**Instructions for the task:**
Extract the text of each entry below exactly, leaving every image behind.

**Data supplied:**
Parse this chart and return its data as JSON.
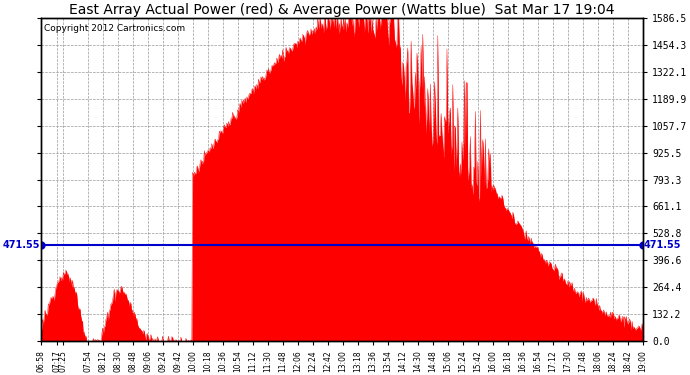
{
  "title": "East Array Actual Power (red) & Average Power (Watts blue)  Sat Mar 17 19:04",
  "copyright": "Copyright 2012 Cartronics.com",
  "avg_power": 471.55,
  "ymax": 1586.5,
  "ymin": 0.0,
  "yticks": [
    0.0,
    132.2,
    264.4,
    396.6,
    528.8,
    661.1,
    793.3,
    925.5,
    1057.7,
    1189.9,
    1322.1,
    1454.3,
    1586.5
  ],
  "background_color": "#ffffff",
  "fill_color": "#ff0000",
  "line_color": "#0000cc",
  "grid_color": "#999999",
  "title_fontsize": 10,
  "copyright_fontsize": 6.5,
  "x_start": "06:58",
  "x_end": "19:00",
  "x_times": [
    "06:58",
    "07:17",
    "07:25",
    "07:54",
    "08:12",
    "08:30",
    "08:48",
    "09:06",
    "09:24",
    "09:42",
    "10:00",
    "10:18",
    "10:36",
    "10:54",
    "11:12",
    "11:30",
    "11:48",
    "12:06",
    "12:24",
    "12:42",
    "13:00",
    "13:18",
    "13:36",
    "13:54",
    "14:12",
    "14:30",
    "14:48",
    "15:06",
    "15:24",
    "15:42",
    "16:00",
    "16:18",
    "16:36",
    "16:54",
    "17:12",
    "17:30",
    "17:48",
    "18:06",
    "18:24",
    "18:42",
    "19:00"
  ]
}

**Solved problem:**
Parse this chart and return its data as JSON.
{
  "title": "East Array Actual Power (red) & Average Power (Watts blue)  Sat Mar 17 19:04",
  "copyright": "Copyright 2012 Cartronics.com",
  "avg_power": 471.55,
  "ymax": 1586.5,
  "ymin": 0.0,
  "yticks": [
    0.0,
    132.2,
    264.4,
    396.6,
    528.8,
    661.1,
    793.3,
    925.5,
    1057.7,
    1189.9,
    1322.1,
    1454.3,
    1586.5
  ],
  "background_color": "#ffffff",
  "fill_color": "#ff0000",
  "line_color": "#0000cc",
  "grid_color": "#999999",
  "title_fontsize": 10,
  "copyright_fontsize": 6.5,
  "x_start": "06:58",
  "x_end": "19:00",
  "x_times": [
    "06:58",
    "07:17",
    "07:25",
    "07:54",
    "08:12",
    "08:30",
    "08:48",
    "09:06",
    "09:24",
    "09:42",
    "10:00",
    "10:18",
    "10:36",
    "10:54",
    "11:12",
    "11:30",
    "11:48",
    "12:06",
    "12:24",
    "12:42",
    "13:00",
    "13:18",
    "13:36",
    "13:54",
    "14:12",
    "14:30",
    "14:48",
    "15:06",
    "15:24",
    "15:42",
    "16:00",
    "16:18",
    "16:36",
    "16:54",
    "17:12",
    "17:30",
    "17:48",
    "18:06",
    "18:24",
    "18:42",
    "19:00"
  ]
}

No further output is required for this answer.